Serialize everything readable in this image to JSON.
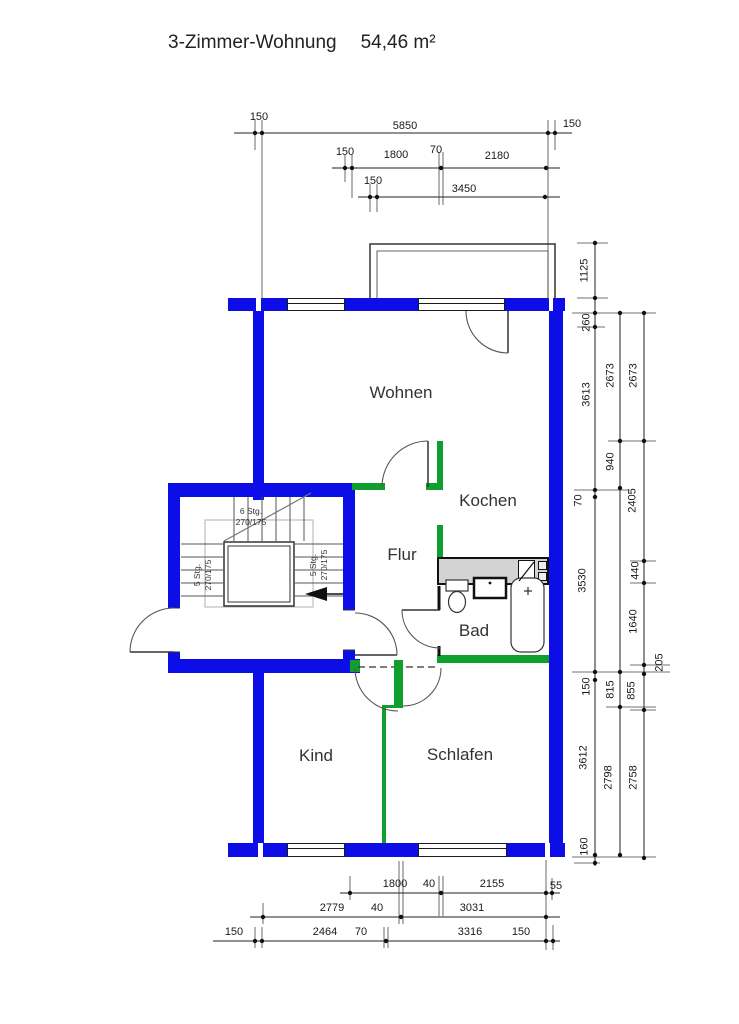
{
  "title": {
    "text": "3-Zimmer-Wohnung",
    "area": "54,46 m²"
  },
  "rooms": {
    "wohnen": "Wohnen",
    "kochen": "Kochen",
    "flur": "Flur",
    "bad": "Bad",
    "kind": "Kind",
    "schlafen": "Schlafen"
  },
  "stairwell": {
    "flight_top_line1": "6 Stg.",
    "flight_top_line2": "270/175",
    "flight_left_line1": "5 Stg.",
    "flight_left_line2": "270/175",
    "flight_right_line1": "5 Stg.",
    "flight_right_line2": "270/175"
  },
  "dimensions": {
    "top": [
      "150",
      "5850",
      "150",
      "150",
      "1800",
      "70",
      "2180",
      "150",
      "3450"
    ],
    "right": [
      "1125",
      "260",
      "2673",
      "2673",
      "3613",
      "940",
      "70",
      "2405",
      "3530",
      "440",
      "1640",
      "205",
      "150",
      "815",
      "855",
      "3612",
      "2798",
      "2758",
      "160"
    ],
    "bottom": [
      "1800",
      "40",
      "2155",
      "55",
      "2779",
      "40",
      "3031",
      "150",
      "2464",
      "70",
      "3316",
      "150"
    ]
  },
  "colors": {
    "wall": "#0d0de8",
    "partition": "#0f9f2f",
    "counter": "#d3d3d3"
  }
}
-*-
Exercise → Reproduce every line of the material precisely, omitting its pictures.

Solution for this problem →
Serialize everything readable in this image to JSON.
{
  "title": {
    "text": "3-Zimmer-Wohnung",
    "area": "54,46 m²"
  },
  "rooms": {
    "wohnen": "Wohnen",
    "kochen": "Kochen",
    "flur": "Flur",
    "bad": "Bad",
    "kind": "Kind",
    "schlafen": "Schlafen"
  },
  "stairwell": {
    "flight_top_line1": "6 Stg.",
    "flight_top_line2": "270/175",
    "flight_left_line1": "5 Stg.",
    "flight_left_line2": "270/175",
    "flight_right_line1": "5 Stg.",
    "flight_right_line2": "270/175"
  },
  "dimensions": {
    "top": [
      "150",
      "5850",
      "150",
      "150",
      "1800",
      "70",
      "2180",
      "150",
      "3450"
    ],
    "right": [
      "1125",
      "260",
      "2673",
      "2673",
      "3613",
      "940",
      "70",
      "2405",
      "3530",
      "440",
      "1640",
      "205",
      "150",
      "815",
      "855",
      "3612",
      "2798",
      "2758",
      "160"
    ],
    "bottom": [
      "1800",
      "40",
      "2155",
      "55",
      "2779",
      "40",
      "3031",
      "150",
      "2464",
      "70",
      "3316",
      "150"
    ]
  },
  "colors": {
    "wall": "#0d0de8",
    "partition": "#0f9f2f",
    "counter": "#d3d3d3"
  }
}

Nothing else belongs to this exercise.